* READING TEXT:
----------

The Prodigal You
Posted on June 17, 2020
This is my daughter (picture removed). Our time together has been getting less and less over the last 2 years. We did get to spend a very good solid week together with my father and her best friend in July of 2019. Since then, I have been able to see her for 3 hours. I haven’t heard from her over 2 months and it is been 7 since I have seen her even though she only lives about an hour away. I have no knowledge of what she is doing or how she is getting along.
And it is tearing me up.
But this post isn’t about us. It is an example of another relationship. One that has deeper meaning, deeper love, even more one sided than my daughter and I’s. One that is much more tragic.
I look, against all hope, at my phone many times a day to see if I may have gotten a message from her. I sometimes look into her bedroom in our home, I guess triggering a memory, as if she may be laying her bed. I look at the drinks I have in the refrigerator and in the storage area, that area ready for her to drink.
But I am someone, though capable of love, cannot love to the extent that God can. As one of his attributes, he gave me a capacity to love. So I can, and do, desire to be with her and to get to know her better, but God created us and completely knows us and desires to be with us now and forever.

----------

* SUPPLIED DATA:
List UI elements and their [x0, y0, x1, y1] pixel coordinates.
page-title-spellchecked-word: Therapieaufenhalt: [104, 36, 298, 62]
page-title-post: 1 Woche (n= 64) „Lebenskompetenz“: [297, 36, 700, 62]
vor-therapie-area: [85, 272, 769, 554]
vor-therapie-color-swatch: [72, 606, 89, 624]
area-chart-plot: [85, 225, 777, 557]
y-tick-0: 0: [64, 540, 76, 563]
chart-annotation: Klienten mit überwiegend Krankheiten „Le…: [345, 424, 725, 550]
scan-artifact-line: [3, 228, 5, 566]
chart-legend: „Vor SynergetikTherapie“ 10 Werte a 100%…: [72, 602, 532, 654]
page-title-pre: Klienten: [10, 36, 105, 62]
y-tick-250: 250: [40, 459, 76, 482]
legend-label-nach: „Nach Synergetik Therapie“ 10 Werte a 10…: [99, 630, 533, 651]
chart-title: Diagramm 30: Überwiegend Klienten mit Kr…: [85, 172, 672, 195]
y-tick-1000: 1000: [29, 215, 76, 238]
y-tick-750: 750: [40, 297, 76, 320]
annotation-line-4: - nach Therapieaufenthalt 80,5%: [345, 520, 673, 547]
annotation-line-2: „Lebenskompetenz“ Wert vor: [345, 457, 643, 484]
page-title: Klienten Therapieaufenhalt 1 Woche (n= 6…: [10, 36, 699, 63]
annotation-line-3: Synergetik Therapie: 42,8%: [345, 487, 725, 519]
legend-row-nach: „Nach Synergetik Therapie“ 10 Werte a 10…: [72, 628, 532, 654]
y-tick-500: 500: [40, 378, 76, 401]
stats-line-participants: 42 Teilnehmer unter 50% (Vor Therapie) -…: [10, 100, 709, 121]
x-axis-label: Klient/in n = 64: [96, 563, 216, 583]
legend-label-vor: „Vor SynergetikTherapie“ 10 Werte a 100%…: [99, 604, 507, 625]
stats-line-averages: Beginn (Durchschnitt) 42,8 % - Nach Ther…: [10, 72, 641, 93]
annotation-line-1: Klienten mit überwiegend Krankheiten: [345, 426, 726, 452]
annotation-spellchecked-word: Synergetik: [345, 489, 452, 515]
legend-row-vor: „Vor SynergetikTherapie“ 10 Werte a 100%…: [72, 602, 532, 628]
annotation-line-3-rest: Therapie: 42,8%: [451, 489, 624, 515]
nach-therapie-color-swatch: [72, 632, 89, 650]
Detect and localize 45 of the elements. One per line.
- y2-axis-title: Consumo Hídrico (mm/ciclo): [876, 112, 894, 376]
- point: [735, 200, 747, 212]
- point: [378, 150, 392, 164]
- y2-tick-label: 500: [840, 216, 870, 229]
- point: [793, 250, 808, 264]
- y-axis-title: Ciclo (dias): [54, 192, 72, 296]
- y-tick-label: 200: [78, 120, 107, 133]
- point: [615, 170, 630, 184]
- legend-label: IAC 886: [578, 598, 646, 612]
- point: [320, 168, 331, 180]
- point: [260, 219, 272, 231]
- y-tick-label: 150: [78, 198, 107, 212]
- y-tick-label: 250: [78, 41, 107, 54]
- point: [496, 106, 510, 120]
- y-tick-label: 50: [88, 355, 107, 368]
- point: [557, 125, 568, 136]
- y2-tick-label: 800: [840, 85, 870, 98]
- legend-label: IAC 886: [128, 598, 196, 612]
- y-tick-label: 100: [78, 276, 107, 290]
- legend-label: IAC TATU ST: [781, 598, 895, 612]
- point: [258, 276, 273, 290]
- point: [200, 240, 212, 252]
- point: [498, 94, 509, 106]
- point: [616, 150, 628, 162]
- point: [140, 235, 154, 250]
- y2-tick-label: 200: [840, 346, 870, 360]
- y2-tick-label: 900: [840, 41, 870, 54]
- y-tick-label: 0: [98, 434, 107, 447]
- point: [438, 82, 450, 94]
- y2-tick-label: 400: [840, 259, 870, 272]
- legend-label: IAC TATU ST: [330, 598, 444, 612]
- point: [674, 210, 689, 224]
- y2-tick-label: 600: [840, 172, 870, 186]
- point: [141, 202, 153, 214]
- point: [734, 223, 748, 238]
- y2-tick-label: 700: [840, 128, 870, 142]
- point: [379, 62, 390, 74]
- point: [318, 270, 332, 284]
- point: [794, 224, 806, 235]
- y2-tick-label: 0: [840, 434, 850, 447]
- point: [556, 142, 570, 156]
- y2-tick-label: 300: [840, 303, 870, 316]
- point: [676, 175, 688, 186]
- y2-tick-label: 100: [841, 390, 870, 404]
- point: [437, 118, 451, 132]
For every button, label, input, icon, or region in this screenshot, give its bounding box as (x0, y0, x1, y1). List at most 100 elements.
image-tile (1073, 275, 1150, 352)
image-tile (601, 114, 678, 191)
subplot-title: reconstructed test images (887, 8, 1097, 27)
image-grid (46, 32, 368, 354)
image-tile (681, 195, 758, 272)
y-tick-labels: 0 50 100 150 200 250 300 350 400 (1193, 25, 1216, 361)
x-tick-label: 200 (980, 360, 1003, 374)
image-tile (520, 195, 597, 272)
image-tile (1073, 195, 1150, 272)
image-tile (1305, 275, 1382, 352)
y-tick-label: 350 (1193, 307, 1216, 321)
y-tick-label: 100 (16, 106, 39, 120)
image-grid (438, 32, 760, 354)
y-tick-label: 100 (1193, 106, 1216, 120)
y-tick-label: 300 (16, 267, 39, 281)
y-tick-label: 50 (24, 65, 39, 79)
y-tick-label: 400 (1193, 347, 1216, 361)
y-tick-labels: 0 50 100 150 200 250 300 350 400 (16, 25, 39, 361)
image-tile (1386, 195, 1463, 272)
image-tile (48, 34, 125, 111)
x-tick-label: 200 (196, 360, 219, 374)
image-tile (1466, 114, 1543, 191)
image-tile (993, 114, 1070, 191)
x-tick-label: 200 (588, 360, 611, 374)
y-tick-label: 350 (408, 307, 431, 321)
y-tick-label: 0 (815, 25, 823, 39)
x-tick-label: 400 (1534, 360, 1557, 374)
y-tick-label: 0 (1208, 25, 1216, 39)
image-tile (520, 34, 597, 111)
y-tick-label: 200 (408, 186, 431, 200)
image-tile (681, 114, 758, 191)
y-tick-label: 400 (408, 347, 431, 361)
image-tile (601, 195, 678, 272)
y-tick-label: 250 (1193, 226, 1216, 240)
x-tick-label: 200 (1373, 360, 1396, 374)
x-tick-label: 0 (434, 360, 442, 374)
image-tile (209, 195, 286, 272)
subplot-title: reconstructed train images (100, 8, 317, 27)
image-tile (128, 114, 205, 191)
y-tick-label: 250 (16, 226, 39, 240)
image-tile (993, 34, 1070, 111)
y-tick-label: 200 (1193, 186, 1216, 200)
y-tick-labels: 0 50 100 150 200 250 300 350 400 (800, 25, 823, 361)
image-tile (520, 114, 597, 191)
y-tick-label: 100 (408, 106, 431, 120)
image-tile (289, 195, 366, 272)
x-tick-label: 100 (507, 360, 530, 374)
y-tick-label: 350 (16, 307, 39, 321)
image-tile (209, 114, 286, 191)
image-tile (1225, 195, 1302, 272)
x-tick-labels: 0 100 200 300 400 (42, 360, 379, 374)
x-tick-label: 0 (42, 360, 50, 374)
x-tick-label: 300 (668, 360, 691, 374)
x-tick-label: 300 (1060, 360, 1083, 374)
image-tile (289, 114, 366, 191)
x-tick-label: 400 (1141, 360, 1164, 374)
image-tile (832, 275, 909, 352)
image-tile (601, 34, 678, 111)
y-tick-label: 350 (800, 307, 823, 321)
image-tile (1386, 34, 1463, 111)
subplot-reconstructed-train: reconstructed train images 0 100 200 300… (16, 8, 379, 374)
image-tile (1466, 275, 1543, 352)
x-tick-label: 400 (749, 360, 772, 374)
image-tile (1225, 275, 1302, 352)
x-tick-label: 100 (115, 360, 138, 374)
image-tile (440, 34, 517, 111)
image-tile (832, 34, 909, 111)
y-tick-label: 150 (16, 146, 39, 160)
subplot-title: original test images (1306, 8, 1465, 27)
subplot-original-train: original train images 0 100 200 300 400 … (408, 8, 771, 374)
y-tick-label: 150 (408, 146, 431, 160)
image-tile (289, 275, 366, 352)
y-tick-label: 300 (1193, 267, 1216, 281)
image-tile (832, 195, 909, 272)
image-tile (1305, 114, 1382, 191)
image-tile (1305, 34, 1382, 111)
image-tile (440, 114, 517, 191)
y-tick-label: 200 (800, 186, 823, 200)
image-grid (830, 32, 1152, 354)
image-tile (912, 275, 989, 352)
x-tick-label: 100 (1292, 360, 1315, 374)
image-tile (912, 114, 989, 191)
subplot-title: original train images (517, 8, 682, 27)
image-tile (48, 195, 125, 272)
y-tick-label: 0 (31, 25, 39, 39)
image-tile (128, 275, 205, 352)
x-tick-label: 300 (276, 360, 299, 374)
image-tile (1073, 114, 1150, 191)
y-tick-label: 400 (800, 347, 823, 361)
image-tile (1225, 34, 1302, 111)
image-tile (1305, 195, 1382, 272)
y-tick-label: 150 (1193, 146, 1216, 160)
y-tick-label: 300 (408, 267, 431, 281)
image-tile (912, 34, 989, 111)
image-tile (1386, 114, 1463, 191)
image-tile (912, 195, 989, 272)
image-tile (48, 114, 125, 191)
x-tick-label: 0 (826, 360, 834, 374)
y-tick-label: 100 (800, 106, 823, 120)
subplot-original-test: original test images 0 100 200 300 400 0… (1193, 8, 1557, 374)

----------

* INSTRUCTIONS:
(A) Extract the passage of the post that begins at the words "I look, against" and ends after the words "now and forever.".
(B) Rewrite the records from their first line through the line containing "scan-artifact-line: [3, 228, 5, 566]", replacing "pixel coordinates" with "screen coordinates" and changing nothing else; give only those lines.
The text and the records were drawn from unrelated sources.

* SOLUTIONS FOR EACH TASK:
(A)
I look, against all hope, at my phone many times a day to see if I may have gotten a message from her. I sometimes look into her bedroom in our home, I guess triggering a memory, as if she may be laying her bed. I look at the drinks I have in the refrigerator and in the storage area, that area ready for her to drink.
But I am someone, though capable of love, cannot love to the extent that God can. As one of his attributes, he gave me a capacity to love. So I can, and do, desire to be with her and to get to know her better, but God created us and completely knows us and desires to be with us now and forever.

(B)
List UI elements and their [x0, y0, x1, y1] screen coordinates.
page-title-spellchecked-word: Therapieaufenhalt: [104, 36, 298, 62]
page-title-post: 1 Woche (n= 64) „Lebenskompetenz“: [297, 36, 700, 62]
vor-therapie-area: [85, 272, 769, 554]
vor-therapie-color-swatch: [72, 606, 89, 624]
area-chart-plot: [85, 225, 777, 557]
y-tick-0: 0: [64, 540, 76, 563]
chart-annotation: Klienten mit überwiegend Krankheiten „Le…: [345, 424, 725, 550]
scan-artifact-line: [3, 228, 5, 566]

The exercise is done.